**TASK STATEMENT**:
Collect each line of the records containing the string "path".

Raw records:
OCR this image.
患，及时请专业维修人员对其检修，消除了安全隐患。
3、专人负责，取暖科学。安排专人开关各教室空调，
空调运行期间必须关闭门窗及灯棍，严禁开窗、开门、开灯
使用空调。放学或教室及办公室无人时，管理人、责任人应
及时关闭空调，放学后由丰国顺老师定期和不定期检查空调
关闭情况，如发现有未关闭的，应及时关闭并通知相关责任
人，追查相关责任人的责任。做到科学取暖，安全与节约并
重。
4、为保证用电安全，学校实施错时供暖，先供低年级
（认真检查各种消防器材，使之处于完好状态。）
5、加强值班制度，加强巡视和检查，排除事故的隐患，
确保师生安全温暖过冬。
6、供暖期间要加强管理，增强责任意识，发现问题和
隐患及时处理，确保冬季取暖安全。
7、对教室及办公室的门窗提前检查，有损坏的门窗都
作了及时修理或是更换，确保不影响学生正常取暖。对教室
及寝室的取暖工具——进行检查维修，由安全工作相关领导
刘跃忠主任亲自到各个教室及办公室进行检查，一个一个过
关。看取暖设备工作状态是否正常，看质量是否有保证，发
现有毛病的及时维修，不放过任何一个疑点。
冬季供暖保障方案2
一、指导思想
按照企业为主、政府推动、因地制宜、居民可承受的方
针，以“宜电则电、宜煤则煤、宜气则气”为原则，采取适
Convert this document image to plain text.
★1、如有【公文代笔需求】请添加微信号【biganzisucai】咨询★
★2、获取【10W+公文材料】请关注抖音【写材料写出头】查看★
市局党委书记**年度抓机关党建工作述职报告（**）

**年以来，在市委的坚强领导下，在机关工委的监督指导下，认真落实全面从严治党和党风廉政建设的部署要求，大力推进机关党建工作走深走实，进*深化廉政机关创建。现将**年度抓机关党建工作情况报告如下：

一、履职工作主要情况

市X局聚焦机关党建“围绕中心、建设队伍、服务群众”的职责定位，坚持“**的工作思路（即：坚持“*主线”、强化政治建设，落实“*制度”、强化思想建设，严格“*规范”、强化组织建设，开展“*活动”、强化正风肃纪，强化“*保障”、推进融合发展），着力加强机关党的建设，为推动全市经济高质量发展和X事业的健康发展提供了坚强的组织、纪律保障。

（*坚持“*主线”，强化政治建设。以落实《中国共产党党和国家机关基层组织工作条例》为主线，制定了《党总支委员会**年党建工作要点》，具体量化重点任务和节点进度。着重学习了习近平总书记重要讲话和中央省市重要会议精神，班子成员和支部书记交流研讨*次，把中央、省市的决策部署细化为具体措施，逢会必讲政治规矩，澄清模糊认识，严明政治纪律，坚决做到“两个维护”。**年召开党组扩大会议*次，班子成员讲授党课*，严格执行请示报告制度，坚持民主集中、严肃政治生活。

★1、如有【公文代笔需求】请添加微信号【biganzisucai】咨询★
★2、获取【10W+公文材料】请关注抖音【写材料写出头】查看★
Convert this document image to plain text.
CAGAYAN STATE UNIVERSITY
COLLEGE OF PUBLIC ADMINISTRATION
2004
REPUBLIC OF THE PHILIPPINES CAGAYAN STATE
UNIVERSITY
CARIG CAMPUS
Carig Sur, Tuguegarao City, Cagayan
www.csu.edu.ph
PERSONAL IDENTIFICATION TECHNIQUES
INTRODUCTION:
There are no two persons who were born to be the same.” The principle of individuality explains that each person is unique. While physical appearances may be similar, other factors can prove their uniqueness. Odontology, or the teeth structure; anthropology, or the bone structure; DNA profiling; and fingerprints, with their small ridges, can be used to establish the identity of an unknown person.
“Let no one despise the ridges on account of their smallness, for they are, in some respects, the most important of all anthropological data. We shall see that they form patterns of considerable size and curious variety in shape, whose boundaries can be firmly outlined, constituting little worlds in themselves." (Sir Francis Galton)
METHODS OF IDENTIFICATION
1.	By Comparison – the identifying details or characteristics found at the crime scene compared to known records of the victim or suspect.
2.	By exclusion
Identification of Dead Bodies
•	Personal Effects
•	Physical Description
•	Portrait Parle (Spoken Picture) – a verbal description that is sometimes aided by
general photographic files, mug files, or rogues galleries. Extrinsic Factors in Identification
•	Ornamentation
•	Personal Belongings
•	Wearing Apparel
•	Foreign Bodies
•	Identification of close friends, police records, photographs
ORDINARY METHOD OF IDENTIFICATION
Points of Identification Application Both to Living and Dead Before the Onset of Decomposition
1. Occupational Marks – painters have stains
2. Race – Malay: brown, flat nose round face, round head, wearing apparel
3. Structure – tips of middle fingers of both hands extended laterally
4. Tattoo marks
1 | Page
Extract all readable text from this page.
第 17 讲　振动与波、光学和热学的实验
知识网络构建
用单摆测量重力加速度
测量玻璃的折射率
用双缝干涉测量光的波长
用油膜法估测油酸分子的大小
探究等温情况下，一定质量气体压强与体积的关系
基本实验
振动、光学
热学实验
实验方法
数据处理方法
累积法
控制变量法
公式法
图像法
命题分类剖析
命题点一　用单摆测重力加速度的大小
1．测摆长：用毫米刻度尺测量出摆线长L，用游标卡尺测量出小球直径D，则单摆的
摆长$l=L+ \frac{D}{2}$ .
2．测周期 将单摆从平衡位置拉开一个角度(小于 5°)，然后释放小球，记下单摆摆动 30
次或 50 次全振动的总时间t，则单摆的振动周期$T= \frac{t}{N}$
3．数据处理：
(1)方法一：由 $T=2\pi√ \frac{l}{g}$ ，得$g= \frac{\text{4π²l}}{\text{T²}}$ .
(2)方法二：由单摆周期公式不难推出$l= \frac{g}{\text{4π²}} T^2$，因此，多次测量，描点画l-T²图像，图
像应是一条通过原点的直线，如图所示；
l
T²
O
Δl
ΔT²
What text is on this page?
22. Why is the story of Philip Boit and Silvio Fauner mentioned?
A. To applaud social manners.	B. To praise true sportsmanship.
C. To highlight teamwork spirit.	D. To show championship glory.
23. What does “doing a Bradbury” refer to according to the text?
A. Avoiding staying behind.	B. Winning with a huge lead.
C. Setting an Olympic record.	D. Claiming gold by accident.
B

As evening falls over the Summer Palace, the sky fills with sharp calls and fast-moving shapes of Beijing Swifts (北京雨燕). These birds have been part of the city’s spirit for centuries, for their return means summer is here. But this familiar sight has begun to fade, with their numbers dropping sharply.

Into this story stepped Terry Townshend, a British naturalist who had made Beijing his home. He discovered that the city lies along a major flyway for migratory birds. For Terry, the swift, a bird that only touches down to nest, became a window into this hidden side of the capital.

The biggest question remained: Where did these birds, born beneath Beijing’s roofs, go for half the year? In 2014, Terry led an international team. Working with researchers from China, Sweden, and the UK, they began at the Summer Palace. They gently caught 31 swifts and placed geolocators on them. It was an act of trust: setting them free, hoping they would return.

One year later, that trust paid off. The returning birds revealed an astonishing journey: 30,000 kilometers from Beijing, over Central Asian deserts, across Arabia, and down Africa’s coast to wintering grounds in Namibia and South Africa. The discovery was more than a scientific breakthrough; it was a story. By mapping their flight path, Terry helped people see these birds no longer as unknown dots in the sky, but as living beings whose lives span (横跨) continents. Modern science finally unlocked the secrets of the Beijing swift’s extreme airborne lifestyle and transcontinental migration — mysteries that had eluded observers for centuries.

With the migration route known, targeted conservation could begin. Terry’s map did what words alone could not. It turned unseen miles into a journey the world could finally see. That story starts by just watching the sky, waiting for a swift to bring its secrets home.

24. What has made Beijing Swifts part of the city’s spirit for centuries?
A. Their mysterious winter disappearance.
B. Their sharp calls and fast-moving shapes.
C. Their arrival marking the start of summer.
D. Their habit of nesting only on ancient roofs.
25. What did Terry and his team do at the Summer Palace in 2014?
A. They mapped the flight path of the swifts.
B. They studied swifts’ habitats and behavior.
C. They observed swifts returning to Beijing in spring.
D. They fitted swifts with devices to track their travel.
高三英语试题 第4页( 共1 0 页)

**WORKED ANSWER**:
One year later, that trust paid off. The returning birds revealed an astonishing journey: 30,000 kilometers from Beijing, over Central Asian deserts, across Arabia, and down Africa’s coast to wintering grounds in Namibia and South Africa. The discovery was more than a scientific breakthrough; it was a story. By mapping their flight path, Terry helped people see these birds no longer as unknown dots in the sky, but as living beings whose lives span (横跨) continents. Modern science finally unlocked the secrets of the Beijing swift’s extreme airborne lifestyle and transcontinental migration — mysteries that had eluded observers for centuries.
A. They mapped the flight path of the swifts.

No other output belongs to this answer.